• What you have to do
Give the data below again, word for word.

• Dataset
## Start

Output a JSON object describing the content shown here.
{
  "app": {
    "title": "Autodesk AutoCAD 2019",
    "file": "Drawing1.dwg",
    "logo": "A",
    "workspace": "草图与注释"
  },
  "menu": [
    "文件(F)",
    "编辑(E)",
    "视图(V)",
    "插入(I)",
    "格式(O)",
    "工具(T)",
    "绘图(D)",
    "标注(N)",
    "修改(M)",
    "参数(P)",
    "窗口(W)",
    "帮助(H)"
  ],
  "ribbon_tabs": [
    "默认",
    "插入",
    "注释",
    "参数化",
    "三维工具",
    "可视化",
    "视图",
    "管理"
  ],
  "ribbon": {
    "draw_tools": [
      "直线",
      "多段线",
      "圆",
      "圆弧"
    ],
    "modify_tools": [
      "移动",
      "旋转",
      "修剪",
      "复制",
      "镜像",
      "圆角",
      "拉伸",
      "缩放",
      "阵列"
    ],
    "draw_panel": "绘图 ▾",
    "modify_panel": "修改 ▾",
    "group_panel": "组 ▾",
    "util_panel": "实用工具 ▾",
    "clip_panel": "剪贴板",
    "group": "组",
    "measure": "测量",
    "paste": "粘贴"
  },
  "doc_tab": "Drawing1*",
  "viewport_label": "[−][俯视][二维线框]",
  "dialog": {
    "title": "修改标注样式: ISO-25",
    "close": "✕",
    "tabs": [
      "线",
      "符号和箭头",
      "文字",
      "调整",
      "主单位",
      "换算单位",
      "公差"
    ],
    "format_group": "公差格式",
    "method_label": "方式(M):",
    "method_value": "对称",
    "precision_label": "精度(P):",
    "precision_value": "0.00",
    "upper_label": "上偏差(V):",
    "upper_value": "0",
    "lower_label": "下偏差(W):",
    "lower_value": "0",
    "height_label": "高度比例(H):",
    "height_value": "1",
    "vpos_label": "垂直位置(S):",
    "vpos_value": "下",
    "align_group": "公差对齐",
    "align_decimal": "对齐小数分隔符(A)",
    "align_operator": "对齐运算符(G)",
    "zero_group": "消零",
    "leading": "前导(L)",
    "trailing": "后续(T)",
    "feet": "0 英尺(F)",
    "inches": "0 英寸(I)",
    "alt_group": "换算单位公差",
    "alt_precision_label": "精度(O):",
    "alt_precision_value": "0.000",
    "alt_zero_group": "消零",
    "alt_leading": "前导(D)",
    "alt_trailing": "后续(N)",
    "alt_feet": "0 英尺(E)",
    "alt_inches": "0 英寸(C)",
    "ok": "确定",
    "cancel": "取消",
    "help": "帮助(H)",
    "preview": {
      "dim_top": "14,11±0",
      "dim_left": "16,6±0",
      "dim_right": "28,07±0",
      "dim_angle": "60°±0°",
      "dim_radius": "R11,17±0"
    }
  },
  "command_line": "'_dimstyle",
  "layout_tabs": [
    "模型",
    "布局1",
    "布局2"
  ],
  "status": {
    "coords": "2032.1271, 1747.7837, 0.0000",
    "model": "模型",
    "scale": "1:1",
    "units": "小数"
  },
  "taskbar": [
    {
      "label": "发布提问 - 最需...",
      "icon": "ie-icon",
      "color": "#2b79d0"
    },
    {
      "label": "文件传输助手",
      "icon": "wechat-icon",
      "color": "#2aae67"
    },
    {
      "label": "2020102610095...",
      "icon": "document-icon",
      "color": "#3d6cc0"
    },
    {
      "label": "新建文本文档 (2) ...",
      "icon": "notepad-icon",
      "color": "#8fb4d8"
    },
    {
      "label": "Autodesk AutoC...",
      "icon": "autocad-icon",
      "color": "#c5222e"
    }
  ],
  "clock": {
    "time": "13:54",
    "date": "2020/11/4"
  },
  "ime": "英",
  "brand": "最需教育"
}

## End

• Completed exercise
Output a JSON object describing the content shown here.
{
  "app": {
    "title": "Autodesk AutoCAD 2019",
    "file": "Drawing1.dwg",
    "logo": "A",
    "workspace": "草图与注释"
  },
  "menu": [
    "文件(F)",
    "编辑(E)",
    "视图(V)",
    "插入(I)",
    "格式(O)",
    "工具(T)",
    "绘图(D)",
    "标注(N)",
    "修改(M)",
    "参数(P)",
    "窗口(W)",
    "帮助(H)"
  ],
  "ribbon_tabs": [
    "默认",
    "插入",
    "注释",
    "参数化",
    "三维工具",
    "可视化",
    "视图",
    "管理"
  ],
  "ribbon": {
    "draw_tools": [
      "直线",
      "多段线",
      "圆",
      "圆弧"
    ],
    "modify_tools": [
      "移动",
      "旋转",
      "修剪",
      "复制",
      "镜像",
      "圆角",
      "拉伸",
      "缩放",
      "阵列"
    ],
    "draw_panel": "绘图 ▾",
    "modify_panel": "修改 ▾",
    "group_panel": "组 ▾",
    "util_panel": "实用工具 ▾",
    "clip_panel": "剪贴板",
    "group": "组",
    "measure": "测量",
    "paste": "粘贴"
  },
  "doc_tab": "Drawing1*",
  "viewport_label": "[−][俯视][二维线框]",
  "dialog": {
    "title": "修改标注样式: ISO-25",
    "close": "✕",
    "tabs": [
      "线",
      "符号和箭头",
      "文字",
      "调整",
      "主单位",
      "换算单位",
      "公差"
    ],
    "format_group": "公差格式",
    "method_label": "方式(M):",
    "method_value": "对称",
    "precision_label": "精度(P):",
    "precision_value": "0.00",
    "upper_label": "上偏差(V):",
    "upper_value": "0",
    "lower_label": "下偏差(W):",
    "lower_value": "0",
    "height_label": "高度比例(H):",
    "height_value": "1",
    "vpos_label": "垂直位置(S):",
    "vpos_value": "下",
    "align_group": "公差对齐",
    "align_decimal": "对齐小数分隔符(A)",
    "align_operator": "对齐运算符(G)",
    "zero_group": "消零",
    "leading": "前导(L)",
    "trailing": "后续(T)",
    "feet": "0 英尺(F)",
    "inches": "0 英寸(I)",
    "alt_group": "换算单位公差",
    "alt_precision_label": "精度(O):",
    "alt_precision_value": "0.000",
    "alt_zero_group": "消零",
    "alt_leading": "前导(D)",
    "alt_trailing": "后续(N)",
    "alt_feet": "0 英尺(E)",
    "alt_inches": "0 英寸(C)",
    "ok": "确定",
    "cancel": "取消",
    "help": "帮助(H)",
    "preview": {
      "dim_top": "14,11±0",
      "dim_left": "16,6±0",
      "dim_right": "28,07±0",
      "dim_angle": "60°±0°",
      "dim_radius": "R11,17±0"
    }
  },
  "command_line": "'_dimstyle",
  "layout_tabs": [
    "模型",
    "布局1",
    "布局2"
  ],
  "status": {
    "coords": "2032.1271, 1747.7837, 0.0000",
    "model": "模型",
    "scale": "1:1",
    "units": "小数"
  },
  "taskbar": [
    {
      "label": "发布提问 - 最需...",
      "icon": "ie-icon",
      "color": "#2b79d0"
    },
    {
      "label": "文件传输助手",
      "icon": "wechat-icon",
      "color": "#2aae67"
    },
    {
      "label": "2020102610095...",
      "icon": "document-icon",
      "color": "#3d6cc0"
    },
    {
      "label": "新建文本文档 (2) ...",
      "icon": "notepad-icon",
      "color": "#8fb4d8"
    },
    {
      "label": "Autodesk AutoC...",
      "icon": "autocad-icon",
      "color": "#c5222e"
    }
  ],
  "clock": {
    "time": "13:54",
    "date": "2020/11/4"
  },
  "ime": "英",
  "brand": "最需教育"
}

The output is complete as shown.